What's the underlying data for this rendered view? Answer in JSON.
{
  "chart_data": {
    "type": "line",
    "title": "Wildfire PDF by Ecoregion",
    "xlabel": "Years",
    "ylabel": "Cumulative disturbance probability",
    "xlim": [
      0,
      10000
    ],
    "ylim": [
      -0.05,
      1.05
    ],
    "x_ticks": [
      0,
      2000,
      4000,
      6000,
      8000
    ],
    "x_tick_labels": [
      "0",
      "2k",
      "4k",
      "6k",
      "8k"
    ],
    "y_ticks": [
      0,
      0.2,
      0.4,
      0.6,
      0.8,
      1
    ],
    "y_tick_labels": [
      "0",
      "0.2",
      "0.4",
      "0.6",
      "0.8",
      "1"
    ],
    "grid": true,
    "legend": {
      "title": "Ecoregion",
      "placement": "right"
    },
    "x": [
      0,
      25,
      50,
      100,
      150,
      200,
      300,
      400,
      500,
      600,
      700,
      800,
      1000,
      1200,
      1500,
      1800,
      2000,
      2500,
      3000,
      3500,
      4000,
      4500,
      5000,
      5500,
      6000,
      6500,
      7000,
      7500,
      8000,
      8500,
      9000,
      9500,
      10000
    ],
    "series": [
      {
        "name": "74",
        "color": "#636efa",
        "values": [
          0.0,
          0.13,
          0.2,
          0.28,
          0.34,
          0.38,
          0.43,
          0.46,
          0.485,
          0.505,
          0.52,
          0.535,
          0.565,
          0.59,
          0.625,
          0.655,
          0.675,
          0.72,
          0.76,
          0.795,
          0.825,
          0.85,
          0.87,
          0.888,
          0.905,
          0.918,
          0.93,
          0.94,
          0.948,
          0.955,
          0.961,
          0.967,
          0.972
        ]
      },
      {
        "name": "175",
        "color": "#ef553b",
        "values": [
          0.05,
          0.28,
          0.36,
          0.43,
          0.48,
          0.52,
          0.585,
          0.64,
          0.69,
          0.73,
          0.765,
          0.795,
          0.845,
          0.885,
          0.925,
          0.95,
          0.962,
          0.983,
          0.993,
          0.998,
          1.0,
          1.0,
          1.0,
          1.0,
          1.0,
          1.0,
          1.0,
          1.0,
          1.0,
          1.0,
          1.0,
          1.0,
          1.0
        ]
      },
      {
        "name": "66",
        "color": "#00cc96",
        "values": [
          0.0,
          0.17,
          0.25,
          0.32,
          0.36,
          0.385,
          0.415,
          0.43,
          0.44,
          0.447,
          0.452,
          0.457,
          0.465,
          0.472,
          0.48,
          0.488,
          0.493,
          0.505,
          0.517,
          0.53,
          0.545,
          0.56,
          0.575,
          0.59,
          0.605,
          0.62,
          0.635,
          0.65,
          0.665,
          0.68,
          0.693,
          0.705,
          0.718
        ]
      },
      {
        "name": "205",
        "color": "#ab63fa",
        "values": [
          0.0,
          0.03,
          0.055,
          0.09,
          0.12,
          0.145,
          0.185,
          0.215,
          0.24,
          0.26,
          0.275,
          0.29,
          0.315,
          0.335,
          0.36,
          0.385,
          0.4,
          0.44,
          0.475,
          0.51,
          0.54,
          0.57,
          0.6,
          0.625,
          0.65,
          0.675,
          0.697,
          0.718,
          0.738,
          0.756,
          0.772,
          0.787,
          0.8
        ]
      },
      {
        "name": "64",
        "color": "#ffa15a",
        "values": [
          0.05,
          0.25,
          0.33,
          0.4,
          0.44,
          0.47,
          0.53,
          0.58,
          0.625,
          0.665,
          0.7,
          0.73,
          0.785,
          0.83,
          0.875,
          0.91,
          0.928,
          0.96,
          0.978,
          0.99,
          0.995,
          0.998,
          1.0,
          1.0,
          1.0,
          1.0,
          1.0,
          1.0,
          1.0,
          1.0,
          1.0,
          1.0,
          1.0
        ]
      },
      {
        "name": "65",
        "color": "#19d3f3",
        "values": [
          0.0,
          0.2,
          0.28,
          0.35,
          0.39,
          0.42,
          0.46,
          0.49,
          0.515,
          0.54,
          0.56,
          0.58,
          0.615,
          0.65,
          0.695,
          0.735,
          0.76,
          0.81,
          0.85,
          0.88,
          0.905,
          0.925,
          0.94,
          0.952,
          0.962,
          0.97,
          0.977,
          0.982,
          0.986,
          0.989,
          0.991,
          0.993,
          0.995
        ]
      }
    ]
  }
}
_ _ _
SHORT TASK - Every entry above needs to be quoted exactly.

SOLUTION -
What's the underlying data for this rendered view? Answer in JSON.
{
  "chart_data": {
    "type": "line",
    "title": "Wildfire PDF by Ecoregion",
    "xlabel": "Years",
    "ylabel": "Cumulative disturbance probability",
    "xlim": [
      0,
      10000
    ],
    "ylim": [
      -0.05,
      1.05
    ],
    "x_ticks": [
      0,
      2000,
      4000,
      6000,
      8000
    ],
    "x_tick_labels": [
      "0",
      "2k",
      "4k",
      "6k",
      "8k"
    ],
    "y_ticks": [
      0,
      0.2,
      0.4,
      0.6,
      0.8,
      1
    ],
    "y_tick_labels": [
      "0",
      "0.2",
      "0.4",
      "0.6",
      "0.8",
      "1"
    ],
    "grid": true,
    "legend": {
      "title": "Ecoregion",
      "placement": "right"
    },
    "x": [
      0,
      25,
      50,
      100,
      150,
      200,
      300,
      400,
      500,
      600,
      700,
      800,
      1000,
      1200,
      1500,
      1800,
      2000,
      2500,
      3000,
      3500,
      4000,
      4500,
      5000,
      5500,
      6000,
      6500,
      7000,
      7500,
      8000,
      8500,
      9000,
      9500,
      10000
    ],
    "series": [
      {
        "name": "74",
        "color": "#636efa",
        "values": [
          0.0,
          0.13,
          0.2,
          0.28,
          0.34,
          0.38,
          0.43,
          0.46,
          0.485,
          0.505,
          0.52,
          0.535,
          0.565,
          0.59,
          0.625,
          0.655,
          0.675,
          0.72,
          0.76,
          0.795,
          0.825,
          0.85,
          0.87,
          0.888,
          0.905,
          0.918,
          0.93,
          0.94,
          0.948,
          0.955,
          0.961,
          0.967,
          0.972
        ]
      },
      {
        "name": "175",
        "color": "#ef553b",
        "values": [
          0.05,
          0.28,
          0.36,
          0.43,
          0.48,
          0.52,
          0.585,
          0.64,
          0.69,
          0.73,
          0.765,
          0.795,
          0.845,
          0.885,
          0.925,
          0.95,
          0.962,
          0.983,
          0.993,
          0.998,
          1.0,
          1.0,
          1.0,
          1.0,
          1.0,
          1.0,
          1.0,
          1.0,
          1.0,
          1.0,
          1.0,
          1.0,
          1.0
        ]
      },
      {
        "name": "66",
        "color": "#00cc96",
        "values": [
          0.0,
          0.17,
          0.25,
          0.32,
          0.36,
          0.385,
          0.415,
          0.43,
          0.44,
          0.447,
          0.452,
          0.457,
          0.465,
          0.472,
          0.48,
          0.488,
          0.493,
          0.505,
          0.517,
          0.53,
          0.545,
          0.56,
          0.575,
          0.59,
          0.605,
          0.62,
          0.635,
          0.65,
          0.665,
          0.68,
          0.693,
          0.705,
          0.718
        ]
      },
      {
        "name": "205",
        "color": "#ab63fa",
        "values": [
          0.0,
          0.03,
          0.055,
          0.09,
          0.12,
          0.145,
          0.185,
          0.215,
          0.24,
          0.26,
          0.275,
          0.29,
          0.315,
          0.335,
          0.36,
          0.385,
          0.4,
          0.44,
          0.475,
          0.51,
          0.54,
          0.57,
          0.6,
          0.625,
          0.65,
          0.675,
          0.697,
          0.718,
          0.738,
          0.756,
          0.772,
          0.787,
          0.8
        ]
      },
      {
        "name": "64",
        "color": "#ffa15a",
        "values": [
          0.05,
          0.25,
          0.33,
          0.4,
          0.44,
          0.47,
          0.53,
          0.58,
          0.625,
          0.665,
          0.7,
          0.73,
          0.785,
          0.83,
          0.875,
          0.91,
          0.928,
          0.96,
          0.978,
          0.99,
          0.995,
          0.998,
          1.0,
          1.0,
          1.0,
          1.0,
          1.0,
          1.0,
          1.0,
          1.0,
          1.0,
          1.0,
          1.0
        ]
      },
      {
        "name": "65",
        "color": "#19d3f3",
        "values": [
          0.0,
          0.2,
          0.28,
          0.35,
          0.39,
          0.42,
          0.46,
          0.49,
          0.515,
          0.54,
          0.56,
          0.58,
          0.615,
          0.65,
          0.695,
          0.735,
          0.76,
          0.81,
          0.85,
          0.88,
          0.905,
          0.925,
          0.94,
          0.952,
          0.962,
          0.97,
          0.977,
          0.982,
          0.986,
          0.989,
          0.991,
          0.993,
          0.995
        ]
      }
    ]
  }
}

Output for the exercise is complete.